### TEXTE DE LECTURE
-------------------------

L’usine de Dieppe avait été relancée en décembre 2017 pour fabriquer des automobiles de sport autour du modèle de l’« Alpine . Les 400 salariés de l’usine, dont de nouveaux recrutés, n’ont pas choisi ce type de production mais c’est leur emploi qui est menacé.

L’usine des fonderies de Bretagne à Caudan dans le Morbihan, 400 salariéEs, rachetée par Renault une première fois en 1969, avait été réintégrée dans le groupe Renault en 2009. C’est l’une des rares victoires où le donneur d’ordre Renault avait été contraint de reprendre un sous-traitant suite à une lutte exemplaire.

Quant à l’usine de Flins, qui devait être à l’avant-garde des nouvelles technologies avec la fabrication de batteries et le montage d’une voiture électrique, les effectifs sont passés en dix ans de 7000 à 2500 personnes. Sans parler des années 1970 où les effectifs avaient dépassé les 20 000 dans cette usine crée en 1952. Les dernières informations distillées par Renault emploient le mot « restructuration » pour qualifier ce qui est prévu pour cette usine. Tu parles ! À les laisser faire c’est bien la poursuite de l'asphyxie qui est en jeu.

Des rustines pour le profit face à une crise globale

La crise de l’industrie automobile pointait depuis plusieurs mois. Arrêt mondial « jamais vu » de la production et des ventes de voitures, faillite d’équipementiers ou de loueurs comme le premier d’entre eux Hertz, stocks de voitures invendues évaluées pour toutes les marques en France à 400 000 véhicules : la crise est globale.

Ce qui est annoncé par le gouvernement n’est qu’un copier-coller de ce qui est pratiqué depuis 30 ans : des primes pour la mise à la casse des voitures les plus anciennes afin de gonfler les ventes de voitures neuves. Financer l’achat de voitures électriques apportera une touche de modernité « verte », mais même avec une prime de 6 000 euros financée par les impôts de touTEs, la voiture électrique demeurera inaccessible à la très grande majorité. Des mesures de ce type déjà appliquées n’ont empêché ni l’emploi de s’écrouler ni la pollution de s’amplifier. En revanche, elles ont permis à chaque fois aux firmes automobiles de renouer avec les profits. La crise de l’automobile est trop globale pour être réparée avec ce type de rustines.

-------------------------

### ENTRÉES PRÉSENTÉES
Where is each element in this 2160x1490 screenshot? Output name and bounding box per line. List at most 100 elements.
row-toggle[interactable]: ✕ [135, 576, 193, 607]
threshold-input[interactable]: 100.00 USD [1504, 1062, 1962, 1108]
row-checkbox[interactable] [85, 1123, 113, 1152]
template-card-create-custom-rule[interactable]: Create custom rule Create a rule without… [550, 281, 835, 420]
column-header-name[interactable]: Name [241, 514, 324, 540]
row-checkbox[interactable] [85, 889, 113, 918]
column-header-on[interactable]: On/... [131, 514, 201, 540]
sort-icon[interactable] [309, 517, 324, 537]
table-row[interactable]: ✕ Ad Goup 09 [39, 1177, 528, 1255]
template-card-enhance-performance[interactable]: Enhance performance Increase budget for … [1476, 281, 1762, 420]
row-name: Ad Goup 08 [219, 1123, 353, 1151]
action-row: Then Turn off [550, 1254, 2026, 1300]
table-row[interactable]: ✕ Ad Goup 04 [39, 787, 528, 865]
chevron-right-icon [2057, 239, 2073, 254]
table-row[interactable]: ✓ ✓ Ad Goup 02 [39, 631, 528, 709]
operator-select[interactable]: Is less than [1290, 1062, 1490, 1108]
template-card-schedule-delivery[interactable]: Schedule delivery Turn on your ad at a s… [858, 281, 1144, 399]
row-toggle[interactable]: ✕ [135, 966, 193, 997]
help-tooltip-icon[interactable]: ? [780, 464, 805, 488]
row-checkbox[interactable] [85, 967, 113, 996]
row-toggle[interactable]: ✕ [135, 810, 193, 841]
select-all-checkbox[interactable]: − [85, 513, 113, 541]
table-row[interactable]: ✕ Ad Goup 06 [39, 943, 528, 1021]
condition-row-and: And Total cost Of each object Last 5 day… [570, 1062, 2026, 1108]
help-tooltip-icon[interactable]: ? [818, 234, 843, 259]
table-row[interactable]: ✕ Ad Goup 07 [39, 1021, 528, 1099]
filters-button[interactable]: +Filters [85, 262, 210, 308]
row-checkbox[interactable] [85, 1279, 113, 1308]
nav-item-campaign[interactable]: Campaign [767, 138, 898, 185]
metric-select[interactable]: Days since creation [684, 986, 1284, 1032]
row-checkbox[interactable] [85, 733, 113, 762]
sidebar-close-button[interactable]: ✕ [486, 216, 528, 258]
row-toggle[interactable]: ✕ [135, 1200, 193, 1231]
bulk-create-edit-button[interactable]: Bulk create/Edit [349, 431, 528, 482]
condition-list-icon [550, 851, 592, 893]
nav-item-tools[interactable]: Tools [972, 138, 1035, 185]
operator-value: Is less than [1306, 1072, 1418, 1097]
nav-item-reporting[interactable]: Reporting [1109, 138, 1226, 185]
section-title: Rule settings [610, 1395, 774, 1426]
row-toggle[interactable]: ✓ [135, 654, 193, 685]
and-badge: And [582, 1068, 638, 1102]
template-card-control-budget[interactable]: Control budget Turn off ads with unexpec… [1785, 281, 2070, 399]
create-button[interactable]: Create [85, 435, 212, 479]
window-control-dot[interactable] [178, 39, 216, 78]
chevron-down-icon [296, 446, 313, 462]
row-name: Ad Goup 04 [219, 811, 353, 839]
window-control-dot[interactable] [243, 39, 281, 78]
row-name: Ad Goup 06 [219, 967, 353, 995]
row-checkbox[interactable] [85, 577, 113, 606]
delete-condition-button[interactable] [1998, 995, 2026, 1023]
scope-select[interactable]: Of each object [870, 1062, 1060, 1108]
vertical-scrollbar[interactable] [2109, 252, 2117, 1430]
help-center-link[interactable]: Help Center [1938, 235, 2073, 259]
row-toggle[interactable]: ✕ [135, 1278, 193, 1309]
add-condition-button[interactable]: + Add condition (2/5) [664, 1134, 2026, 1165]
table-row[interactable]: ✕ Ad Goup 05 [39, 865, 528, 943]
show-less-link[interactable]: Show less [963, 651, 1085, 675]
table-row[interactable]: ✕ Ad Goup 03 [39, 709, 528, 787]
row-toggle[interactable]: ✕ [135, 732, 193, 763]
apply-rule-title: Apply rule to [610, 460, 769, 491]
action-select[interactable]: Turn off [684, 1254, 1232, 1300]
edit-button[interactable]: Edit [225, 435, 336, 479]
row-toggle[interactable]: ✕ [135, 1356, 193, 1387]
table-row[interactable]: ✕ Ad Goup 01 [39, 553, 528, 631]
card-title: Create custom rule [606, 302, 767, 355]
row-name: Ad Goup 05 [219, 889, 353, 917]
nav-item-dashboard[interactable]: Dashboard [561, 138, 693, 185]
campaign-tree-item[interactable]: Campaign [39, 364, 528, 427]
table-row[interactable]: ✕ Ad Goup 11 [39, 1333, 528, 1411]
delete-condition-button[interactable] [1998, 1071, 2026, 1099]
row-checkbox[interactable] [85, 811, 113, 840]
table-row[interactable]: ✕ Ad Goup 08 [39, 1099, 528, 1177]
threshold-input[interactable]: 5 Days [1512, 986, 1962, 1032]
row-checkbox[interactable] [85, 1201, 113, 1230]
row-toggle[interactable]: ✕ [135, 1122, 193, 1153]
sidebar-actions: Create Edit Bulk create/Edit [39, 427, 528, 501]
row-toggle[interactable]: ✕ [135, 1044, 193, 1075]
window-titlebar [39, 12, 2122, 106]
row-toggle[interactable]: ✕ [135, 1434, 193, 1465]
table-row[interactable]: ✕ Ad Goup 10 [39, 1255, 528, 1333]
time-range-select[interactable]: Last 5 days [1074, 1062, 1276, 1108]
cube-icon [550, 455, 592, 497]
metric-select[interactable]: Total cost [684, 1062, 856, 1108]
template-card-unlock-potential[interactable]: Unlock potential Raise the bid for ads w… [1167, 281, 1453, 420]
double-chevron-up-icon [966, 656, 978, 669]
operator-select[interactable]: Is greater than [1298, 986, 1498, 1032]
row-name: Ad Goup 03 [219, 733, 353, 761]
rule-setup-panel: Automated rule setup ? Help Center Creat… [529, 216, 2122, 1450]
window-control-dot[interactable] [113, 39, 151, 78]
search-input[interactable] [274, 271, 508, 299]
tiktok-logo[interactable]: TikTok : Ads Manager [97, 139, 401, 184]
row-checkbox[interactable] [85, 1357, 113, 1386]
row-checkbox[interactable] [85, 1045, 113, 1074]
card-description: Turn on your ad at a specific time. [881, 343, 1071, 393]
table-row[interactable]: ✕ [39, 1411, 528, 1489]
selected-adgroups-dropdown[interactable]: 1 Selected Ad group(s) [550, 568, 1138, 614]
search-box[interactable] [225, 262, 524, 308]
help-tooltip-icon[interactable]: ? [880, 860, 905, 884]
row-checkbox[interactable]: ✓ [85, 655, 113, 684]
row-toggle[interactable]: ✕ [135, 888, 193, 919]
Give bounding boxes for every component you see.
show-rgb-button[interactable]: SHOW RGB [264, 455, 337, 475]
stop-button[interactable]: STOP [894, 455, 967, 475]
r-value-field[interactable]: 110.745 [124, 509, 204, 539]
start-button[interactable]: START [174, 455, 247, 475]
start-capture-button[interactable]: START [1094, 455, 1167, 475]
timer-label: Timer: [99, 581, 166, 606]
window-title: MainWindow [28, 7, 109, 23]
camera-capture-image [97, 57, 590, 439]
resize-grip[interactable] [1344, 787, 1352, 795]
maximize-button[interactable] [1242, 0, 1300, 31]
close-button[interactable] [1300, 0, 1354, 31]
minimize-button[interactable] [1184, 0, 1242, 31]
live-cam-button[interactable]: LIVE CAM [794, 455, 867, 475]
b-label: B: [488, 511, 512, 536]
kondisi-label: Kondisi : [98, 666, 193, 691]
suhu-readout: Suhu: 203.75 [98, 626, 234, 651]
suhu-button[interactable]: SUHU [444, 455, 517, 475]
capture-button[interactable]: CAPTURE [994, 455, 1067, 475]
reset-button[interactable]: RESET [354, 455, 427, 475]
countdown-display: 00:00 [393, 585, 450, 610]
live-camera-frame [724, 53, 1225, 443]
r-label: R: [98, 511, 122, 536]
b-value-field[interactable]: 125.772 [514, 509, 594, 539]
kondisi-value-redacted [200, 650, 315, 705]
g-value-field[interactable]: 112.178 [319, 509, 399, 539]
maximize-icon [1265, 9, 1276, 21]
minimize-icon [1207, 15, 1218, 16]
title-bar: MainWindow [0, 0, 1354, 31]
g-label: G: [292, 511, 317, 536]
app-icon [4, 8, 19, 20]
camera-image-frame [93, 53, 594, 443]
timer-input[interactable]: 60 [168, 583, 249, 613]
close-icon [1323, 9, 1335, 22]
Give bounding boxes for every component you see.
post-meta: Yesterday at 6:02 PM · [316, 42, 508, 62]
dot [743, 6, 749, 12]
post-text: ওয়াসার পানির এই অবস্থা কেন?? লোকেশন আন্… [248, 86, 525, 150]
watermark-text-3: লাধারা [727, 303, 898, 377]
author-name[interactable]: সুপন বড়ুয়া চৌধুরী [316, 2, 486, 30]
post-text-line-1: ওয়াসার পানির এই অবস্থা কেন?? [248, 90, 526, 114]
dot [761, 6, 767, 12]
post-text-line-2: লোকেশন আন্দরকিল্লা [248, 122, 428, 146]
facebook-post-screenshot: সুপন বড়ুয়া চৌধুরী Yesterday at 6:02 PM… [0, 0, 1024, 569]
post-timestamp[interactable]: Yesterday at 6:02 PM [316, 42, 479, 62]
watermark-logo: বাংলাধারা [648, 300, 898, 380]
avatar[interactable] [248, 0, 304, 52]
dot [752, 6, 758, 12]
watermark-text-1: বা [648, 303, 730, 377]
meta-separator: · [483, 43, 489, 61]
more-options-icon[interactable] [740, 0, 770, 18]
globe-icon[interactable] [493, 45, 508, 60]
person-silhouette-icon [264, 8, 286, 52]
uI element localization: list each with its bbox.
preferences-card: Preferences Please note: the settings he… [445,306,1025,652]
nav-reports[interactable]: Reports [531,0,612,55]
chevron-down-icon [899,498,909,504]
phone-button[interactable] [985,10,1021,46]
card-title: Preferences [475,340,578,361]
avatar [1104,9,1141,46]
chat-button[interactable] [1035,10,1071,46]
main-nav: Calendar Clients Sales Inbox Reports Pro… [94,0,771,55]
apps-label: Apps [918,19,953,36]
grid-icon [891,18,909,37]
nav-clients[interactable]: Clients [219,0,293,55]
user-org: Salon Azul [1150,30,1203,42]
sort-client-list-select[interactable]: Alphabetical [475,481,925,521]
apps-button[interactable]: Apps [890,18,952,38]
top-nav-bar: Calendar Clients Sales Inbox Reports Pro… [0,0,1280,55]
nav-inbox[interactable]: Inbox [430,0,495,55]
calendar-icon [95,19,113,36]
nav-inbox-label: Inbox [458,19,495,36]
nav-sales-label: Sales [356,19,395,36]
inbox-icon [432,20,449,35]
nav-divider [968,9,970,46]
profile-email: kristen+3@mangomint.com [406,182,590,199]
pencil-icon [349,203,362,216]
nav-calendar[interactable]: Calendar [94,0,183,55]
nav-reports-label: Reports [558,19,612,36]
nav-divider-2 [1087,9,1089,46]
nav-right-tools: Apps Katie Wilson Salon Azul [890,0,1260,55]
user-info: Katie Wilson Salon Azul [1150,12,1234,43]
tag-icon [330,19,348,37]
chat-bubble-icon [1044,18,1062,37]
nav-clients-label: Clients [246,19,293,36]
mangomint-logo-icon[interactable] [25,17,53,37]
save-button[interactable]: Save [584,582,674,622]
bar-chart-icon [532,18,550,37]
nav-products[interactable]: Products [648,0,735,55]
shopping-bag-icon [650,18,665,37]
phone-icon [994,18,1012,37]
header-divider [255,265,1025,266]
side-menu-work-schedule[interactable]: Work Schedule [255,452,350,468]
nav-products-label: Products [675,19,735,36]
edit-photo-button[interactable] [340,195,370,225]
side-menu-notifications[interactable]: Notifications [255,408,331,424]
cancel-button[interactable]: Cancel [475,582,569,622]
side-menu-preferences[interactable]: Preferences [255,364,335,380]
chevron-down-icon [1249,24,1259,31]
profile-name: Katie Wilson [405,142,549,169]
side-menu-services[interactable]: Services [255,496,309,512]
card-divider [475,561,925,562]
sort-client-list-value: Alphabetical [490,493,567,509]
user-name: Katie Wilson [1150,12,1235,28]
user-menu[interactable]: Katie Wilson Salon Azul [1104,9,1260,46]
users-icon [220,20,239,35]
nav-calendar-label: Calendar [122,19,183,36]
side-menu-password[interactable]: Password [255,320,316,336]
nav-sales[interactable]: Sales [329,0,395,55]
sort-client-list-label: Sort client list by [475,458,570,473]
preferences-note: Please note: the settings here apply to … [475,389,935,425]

-------------------------

### TÂCHES À RÉALISER
- A) Dans le texte sur les usines Renault, reprenez le passage qui va de « L’usine de Dieppe » jusqu'à « qui est menacé. » en substituant « ouvriers » à « salariés ».
- B) Poursuivez, s'il vous plaît, le texte sur les usines Renault à partir de l'endroit où il s'arrête.
Ce matériel est à considérer séparément du texte sur les usines Renault.

### RÉPONSES AUX TÂCHES
- A)
L’usine de Dieppe avait été relancée en décembre 2017 pour fabriquer des automobiles de sport autour du modèle de l’« Alpine . Les 400 ouvriers de l’usine, dont de nouveaux recrutés, n’ont pas choisi ce type de production mais c’est leur emploi qui est menacé.

- B)
Patrons des firmes automobiles et gouvernement tablent sur la désorganisation pratique du mouvement ouvrier, amputé en temps d’épidémie de la possibilité de réunir syndiquéEs, salariéEs et de son droit élémentaire à manifester.

Exproprier les capitalistes

Cela n’a pas empêché les salariéEs du site de Caudan (Fonderies de Bretagne) de débuter lundi 25 mai une grève et l’occupation de l’usine : entrées et sorties bloquées, production arrêtée, occupation jour et nuit. 250 personnes, la très grande majorité des présents, y participent sur les 380 que compte aujourd'hui le site. Première grève en réponse aux menaces de fermetures explicitement approuvées par le gouvernement, elle s’appuie sur les expériences de lutte de cette usine. Cette grève ouvre une première brèche qui doit être élargie et soutenue pour espérer gagner !

Face au mécano mondialisé de Renault et Nissan, une grève bloque aussi la production des usines Nissan de Barcelone depuis le 5 mai, jour de la reprise de la production. Cette grève contre une menace de fermeture est largement citée dans l’État espagnol comme la principale lutte sociale du moment, mais est ignorée en France par les médias, à l'exception de quelques réseaux militants.

Macron, lui-même en majesté, annonce un nouveau plan de soutien à l’industrie automobile qui inclut bien sûr un volet compétitivité, c’est à dire la préservation des profits et l’approbation ainsi donnée aux restructurations. Macron s’impliquant ainsi, le moment est devenu politique.

Le « tout automobile », qu’il soit à moteur électrique, essence ou diesel, fauteur de pollution, ne garantit en rien l’emploi : preuve en a été donnée toutes ces dernières années. Les limitations croissantes de l’usage de l’automobile contribuent à faire de de celle-ci un bien de moins en moins essentiel. Celles et ceux qui ne voulaient pas risquer leur vie à « produite des bagnoles » l’ont bien confirmé.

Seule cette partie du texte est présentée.